"""
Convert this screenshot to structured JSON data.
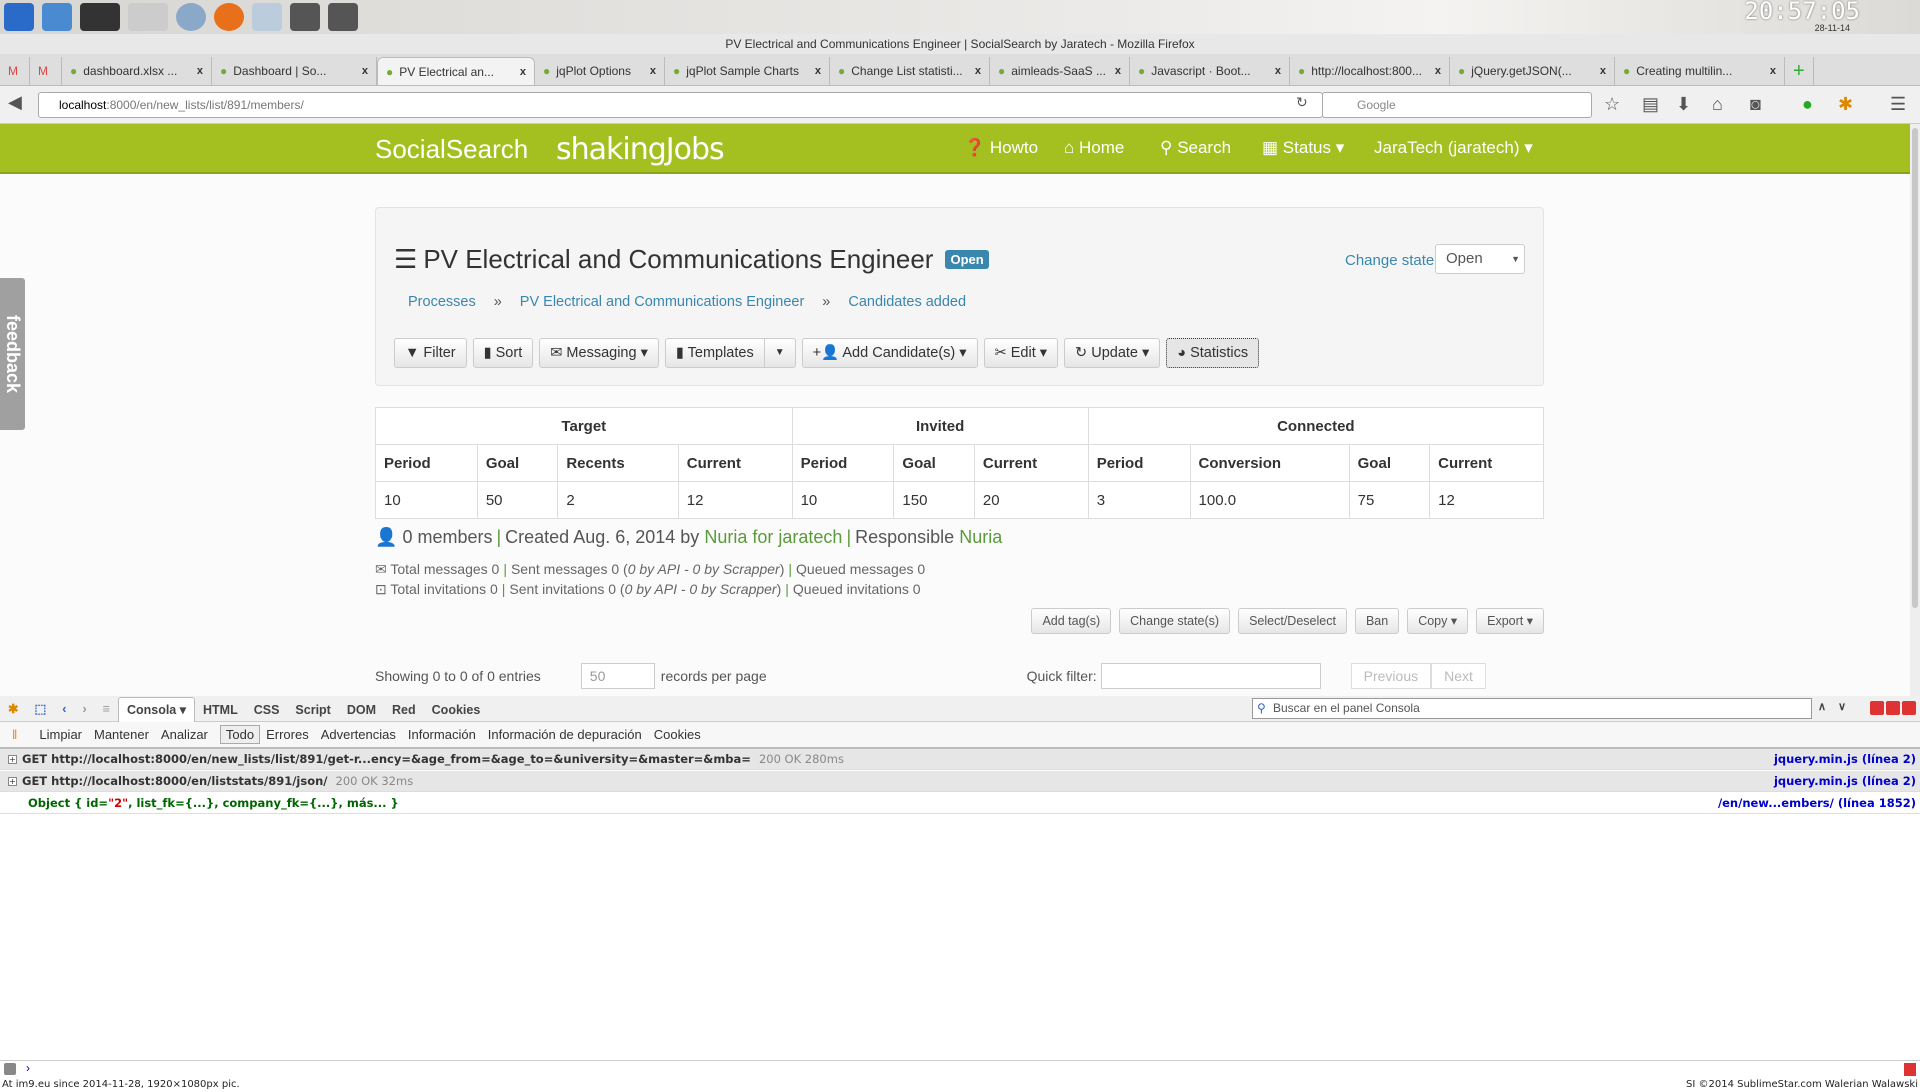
{
  "desktop": {
    "clock": "20:57:05",
    "date": "28-11-14"
  },
  "window": {
    "title": "PV Electrical and Communications Engineer | SocialSearch by Jaratech - Mozilla Firefox"
  },
  "browser": {
    "tabs": [
      {
        "label": "dashboard.xlsx ..."
      },
      {
        "label": "Dashboard | So..."
      },
      {
        "label": "PV Electrical an...",
        "active": true
      },
      {
        "label": "jqPlot Options"
      },
      {
        "label": "jqPlot Sample Charts"
      },
      {
        "label": "Change List statisti..."
      },
      {
        "label": "aimleads-SaaS ..."
      },
      {
        "label": "Javascript · Boot..."
      },
      {
        "label": "http://localhost:800..."
      },
      {
        "label": "jQuery.getJSON(..."
      },
      {
        "label": "Creating multilin..."
      }
    ],
    "url_host": "localhost",
    "url_rest": ":8000/en/new_lists/list/891/members/",
    "search_placeholder": "Google"
  },
  "header": {
    "brand": "SocialSearch",
    "logo": "shakingJobs",
    "color": "#a3c020",
    "nav": [
      {
        "label": "Howto",
        "icon": "question-circle-icon"
      },
      {
        "label": "Home",
        "icon": "home-icon"
      },
      {
        "label": "Search",
        "icon": "search-icon"
      },
      {
        "label": "Status ▾",
        "icon": "table-icon"
      },
      {
        "label": "JaraTech (jaratech) ▾"
      }
    ]
  },
  "feedback": "feedback",
  "page": {
    "title": "PV Electrical and Communications Engineer",
    "badge": "Open",
    "change_state_label": "Change state",
    "state_value": "Open",
    "breadcrumb": [
      "Processes",
      "PV Electrical and Communications Engineer",
      "Candidates added"
    ],
    "toolbar": [
      "Filter",
      "Sort",
      "Messaging ▾",
      "Templates",
      "Add Candidate(s) ▾",
      "Edit ▾",
      "Update ▾",
      "Statistics"
    ],
    "stats": {
      "groups": [
        "Target",
        "Invited",
        "Connected"
      ],
      "columns": [
        "Period",
        "Goal",
        "Recents",
        "Current",
        "Period",
        "Goal",
        "Current",
        "Period",
        "Conversion",
        "Goal",
        "Current"
      ],
      "values": [
        "10",
        "50",
        "2",
        "12",
        "10",
        "150",
        "20",
        "3",
        "100.0",
        "75",
        "12"
      ]
    },
    "summary": {
      "members": "0 members",
      "created": "Created Aug. 6, 2014 by",
      "creator": "Nuria",
      "for": "for",
      "company": "jaratech",
      "responsible_label": "Responsible",
      "responsible": "Nuria"
    },
    "messages": {
      "total": "Total messages 0",
      "sent": "Sent messages 0 (",
      "sent_detail": "0 by API - 0 by Scrapper",
      "queued": "Queued messages 0"
    },
    "invitations": {
      "total": "Total invitations 0",
      "sent": "Sent invitations 0 (",
      "sent_detail": "0 by API - 0 by Scrapper",
      "queued": "Queued invitations 0"
    },
    "actions": [
      "Add tag(s)",
      "Change state(s)",
      "Select/Deselect",
      "Ban",
      "Copy ▾",
      "Export ▾"
    ],
    "showing": "Showing 0 to 0 of 0 entries",
    "per_page": "50",
    "records_label": "records per page",
    "quick_filter": "Quick filter:",
    "prev": "Previous",
    "next": "Next"
  },
  "devtools": {
    "tabs": [
      "Consola ▾",
      "HTML",
      "CSS",
      "Script",
      "DOM",
      "Red",
      "Cookies"
    ],
    "search_placeholder": "Buscar en el panel Consola",
    "filters": [
      "Limpiar",
      "Mantener",
      "Analizar",
      "Todo",
      "Errores",
      "Advertencias",
      "Información",
      "Información de depuración",
      "Cookies"
    ],
    "rows": [
      {
        "text": "GET http://localhost:8000/en/new_lists/list/891/get-r...ency=&age_from=&age_to=&university=&master=&mba=",
        "meta": "200 OK 280ms",
        "src": "jquery.min.js (línea 2)"
      },
      {
        "text": "GET http://localhost:8000/en/liststats/891/json/",
        "meta": "200 OK 32ms",
        "src": "jquery.min.js (línea 2)"
      }
    ],
    "log": {
      "pre": "Object { id=",
      "id": "\"2\"",
      "post": ",  list_fk={...},  company_fk={...},  más... }",
      "src": "/en/new...embers/ (línea 1852)"
    },
    "prompt": "›"
  },
  "footer": {
    "left": "At im9.eu since 2014-11-28, 1920×1080px pic.",
    "right": "SI ©2014 SublimeStar.com Walerian Walawski"
  }
}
"""
Search the preceding listing for "Electrical" and extract every line where it is found.

    "title": "PV Electrical and Communications Engineer | SocialSearch by Jaratech - Mozilla Firefox"
        "label": "PV Electrical an...",
    "title": "PV Electrical and Communications Engineer",
      "PV Electrical and Communications Engineer",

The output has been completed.